Collected data:

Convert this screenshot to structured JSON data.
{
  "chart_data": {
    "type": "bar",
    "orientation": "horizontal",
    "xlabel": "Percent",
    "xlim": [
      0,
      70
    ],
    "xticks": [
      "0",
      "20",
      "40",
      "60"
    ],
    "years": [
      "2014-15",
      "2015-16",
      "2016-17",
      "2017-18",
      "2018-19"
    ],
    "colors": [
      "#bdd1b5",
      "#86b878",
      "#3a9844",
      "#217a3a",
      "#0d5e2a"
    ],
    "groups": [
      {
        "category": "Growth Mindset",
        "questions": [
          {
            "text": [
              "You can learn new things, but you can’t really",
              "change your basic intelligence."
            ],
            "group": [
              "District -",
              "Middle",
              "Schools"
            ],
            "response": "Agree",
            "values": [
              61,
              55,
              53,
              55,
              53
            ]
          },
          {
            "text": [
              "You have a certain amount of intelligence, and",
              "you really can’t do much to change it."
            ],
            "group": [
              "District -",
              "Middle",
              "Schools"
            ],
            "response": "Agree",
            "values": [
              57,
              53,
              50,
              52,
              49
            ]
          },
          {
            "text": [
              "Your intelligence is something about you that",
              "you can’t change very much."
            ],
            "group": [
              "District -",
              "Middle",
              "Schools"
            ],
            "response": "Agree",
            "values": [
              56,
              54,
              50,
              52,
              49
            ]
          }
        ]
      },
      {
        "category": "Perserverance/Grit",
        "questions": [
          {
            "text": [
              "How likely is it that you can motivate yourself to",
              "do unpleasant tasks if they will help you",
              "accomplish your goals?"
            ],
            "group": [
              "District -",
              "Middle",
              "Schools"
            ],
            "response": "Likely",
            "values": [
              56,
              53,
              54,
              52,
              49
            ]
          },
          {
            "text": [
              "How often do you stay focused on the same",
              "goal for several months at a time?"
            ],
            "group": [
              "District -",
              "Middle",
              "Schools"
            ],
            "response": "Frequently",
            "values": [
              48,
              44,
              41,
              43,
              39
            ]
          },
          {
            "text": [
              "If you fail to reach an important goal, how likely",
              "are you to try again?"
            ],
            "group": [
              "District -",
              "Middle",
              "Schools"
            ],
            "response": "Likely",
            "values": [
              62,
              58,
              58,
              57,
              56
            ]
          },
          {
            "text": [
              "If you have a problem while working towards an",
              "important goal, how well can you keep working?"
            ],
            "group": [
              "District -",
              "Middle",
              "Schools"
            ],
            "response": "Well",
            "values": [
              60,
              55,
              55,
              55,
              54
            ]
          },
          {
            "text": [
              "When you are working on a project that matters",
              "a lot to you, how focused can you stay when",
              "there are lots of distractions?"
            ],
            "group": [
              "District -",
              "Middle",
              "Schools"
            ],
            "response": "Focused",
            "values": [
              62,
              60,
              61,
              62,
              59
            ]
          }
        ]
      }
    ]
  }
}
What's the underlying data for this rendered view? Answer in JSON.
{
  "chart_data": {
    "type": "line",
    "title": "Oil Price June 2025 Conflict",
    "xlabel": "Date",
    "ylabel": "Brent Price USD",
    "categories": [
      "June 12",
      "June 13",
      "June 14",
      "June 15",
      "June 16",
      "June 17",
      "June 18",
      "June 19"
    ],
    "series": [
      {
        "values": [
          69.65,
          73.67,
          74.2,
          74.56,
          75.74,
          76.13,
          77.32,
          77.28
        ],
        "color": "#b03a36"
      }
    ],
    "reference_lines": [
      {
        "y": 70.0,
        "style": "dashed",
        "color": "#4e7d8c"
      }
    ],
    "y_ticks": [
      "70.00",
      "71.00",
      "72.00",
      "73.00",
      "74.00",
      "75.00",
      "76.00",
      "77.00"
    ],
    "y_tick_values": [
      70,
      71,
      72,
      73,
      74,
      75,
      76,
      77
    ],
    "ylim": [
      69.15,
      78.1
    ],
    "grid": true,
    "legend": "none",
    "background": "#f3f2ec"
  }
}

TASK INSTRUCTIONS:
In the material above, find the lines that contain "have" and show them.

ANSWER FOR THE TASK:
              "You have a certain amount of intelligence, and",
              "If you have a problem while working towards an",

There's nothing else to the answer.